Reproduce the material exactly, omitting nothing.

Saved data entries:
◆ ◆ ◆ ◆ ◆ ◆ ◆

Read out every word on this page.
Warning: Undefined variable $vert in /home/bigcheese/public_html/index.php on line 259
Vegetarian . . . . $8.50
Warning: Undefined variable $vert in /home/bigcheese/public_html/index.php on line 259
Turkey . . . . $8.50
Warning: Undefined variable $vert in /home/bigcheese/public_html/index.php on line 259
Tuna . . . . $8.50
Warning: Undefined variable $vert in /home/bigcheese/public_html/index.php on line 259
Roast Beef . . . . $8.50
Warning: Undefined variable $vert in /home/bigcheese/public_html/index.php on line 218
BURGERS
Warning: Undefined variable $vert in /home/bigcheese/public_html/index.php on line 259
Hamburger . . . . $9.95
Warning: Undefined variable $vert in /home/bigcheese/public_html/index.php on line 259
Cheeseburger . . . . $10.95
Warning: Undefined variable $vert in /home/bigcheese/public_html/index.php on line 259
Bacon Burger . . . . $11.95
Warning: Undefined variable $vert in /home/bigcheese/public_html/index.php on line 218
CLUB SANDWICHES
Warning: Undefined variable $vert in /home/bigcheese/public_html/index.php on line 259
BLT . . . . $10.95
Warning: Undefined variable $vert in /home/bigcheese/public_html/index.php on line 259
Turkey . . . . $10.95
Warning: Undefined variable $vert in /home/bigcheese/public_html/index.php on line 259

◆ ◆ ◆ ◆ ◆ ◆ ◆

## EXERCISE ANSWER
Read out every word on this page.
Warning: Undefined variable $vert in /home/bigcheese/public_html/index.php on line 259
Vegetarian . . . . $8.50
Warning: Undefined variable $vert in /home/bigcheese/public_html/index.php on line 259
Turkey . . . . $8.50
Warning: Undefined variable $vert in /home/bigcheese/public_html/index.php on line 259
Tuna . . . . $8.50
Warning: Undefined variable $vert in /home/bigcheese/public_html/index.php on line 259
Roast Beef . . . . $8.50
Warning: Undefined variable $vert in /home/bigcheese/public_html/index.php on line 218
BURGERS
Warning: Undefined variable $vert in /home/bigcheese/public_html/index.php on line 259
Hamburger . . . . $9.95
Warning: Undefined variable $vert in /home/bigcheese/public_html/index.php on line 259
Cheeseburger . . . . $10.95
Warning: Undefined variable $vert in /home/bigcheese/public_html/index.php on line 259
Bacon Burger . . . . $11.95
Warning: Undefined variable $vert in /home/bigcheese/public_html/index.php on line 218
CLUB SANDWICHES
Warning: Undefined variable $vert in /home/bigcheese/public_html/index.php on line 259
BLT . . . . $10.95
Warning: Undefined variable $vert in /home/bigcheese/public_html/index.php on line 259
Turkey . . . . $10.95
Warning: Undefined variable $vert in /home/bigcheese/public_html/index.php on line 259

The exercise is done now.